DATA ->
-*-

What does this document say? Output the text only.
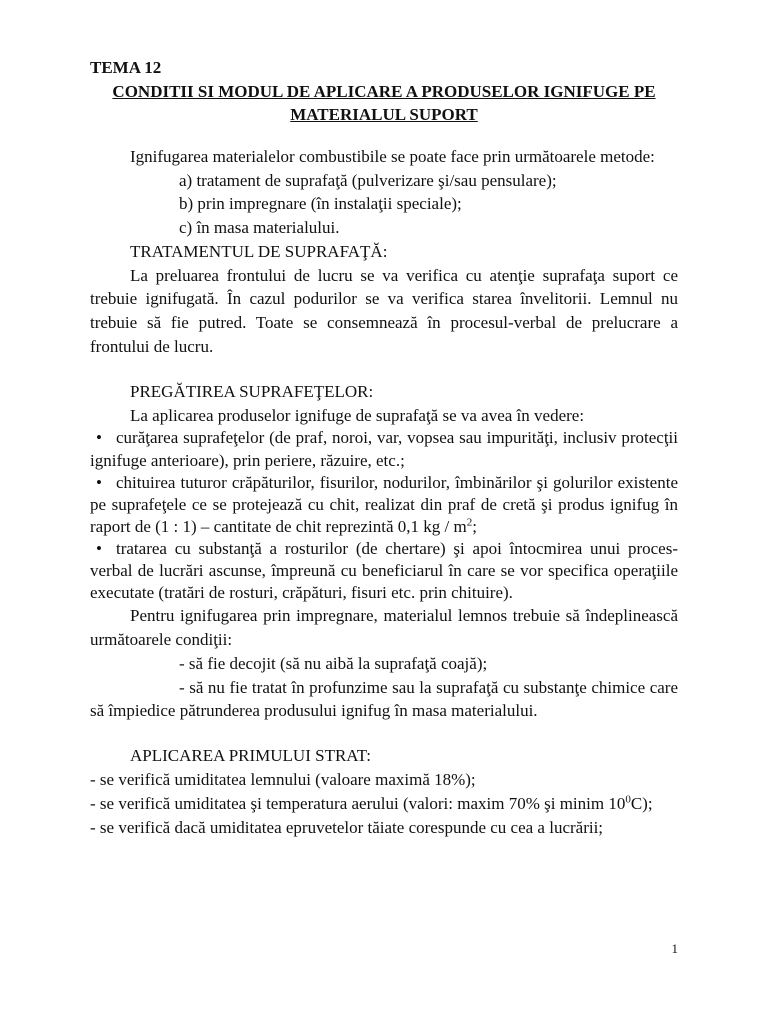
TEMA 12

CONDITII SI MODUL DE APLICARE A PRODUSELOR IGNIFUGE PE MATERIALUL SUPORT

Ignifugarea materialelor combustibile se poate face prin următoarele metode:

a) tratament de suprafaţă (pulverizare şi/sau pensulare);

b) prin impregnare (în instalaţii speciale);

c) în masa materialului.

TRATAMENTUL DE SUPRAFAŢĂ:

La preluarea frontului de lucru se va verifica cu atenţie suprafaţa suport ce trebuie ignifugată. În cazul podurilor se va verifica starea învelitorii. Lemnul nu trebuie să fie putred. Toate se consemnează în procesul-verbal de prelucrare a frontului de lucru.

PREGĂTIREA SUPRAFEŢELOR:

La aplicarea produselor ignifuge de suprafaţă se va avea în vedere:

• curăţarea suprafeţelor (de praf, noroi, var, vopsea sau impurităţi, inclusiv protecţii ignifuge anterioare), prin periere, răzuire, etc.;
• chituirea tuturor crăpăturilor, fisurilor, nodurilor, îmbinărilor şi golurilor existente pe suprafeţele ce se protejează cu chit, realizat din praf de cretă şi produs ignifug în raport de (1 : 1) – cantitate de chit reprezintă 0,1 kg / $m^2$;
• tratarea cu substanţă a rosturilor (de chertare) şi apoi întocmirea unui proces-verbal de lucrări ascunse, împreună cu beneficiarul în care se vor specifica operaţiile executate (tratări de rosturi, crăpături, fisuri etc. prin chituire).

Pentru ignifugarea prin impregnare, materialul lemnos trebuie să îndeplinească următoarele condiţii:

- să fie decojit (să nu aibă la suprafaţă coajă);

- să nu fie tratat în profunzime sau la suprafaţă cu substanţe chimice care să împiedice pătrunderea produsului ignifug în masa materialului.

APLICAREA PRIMULUI STRAT:

- se verifică umiditatea lemnului (valoare maximă 18%);

- se verifică umiditatea şi temperatura aerului (valori: maxim 70% şi minim $10^0C$);

- se verifică dacă umiditatea epruvetelor tăiate corespunde cu cea a lucrării;

1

-*-

EXERCISE ->
Reply with one number only: the count of lines in the entries that contain "umiditatea".

EXPECTED OUTPUT ->
3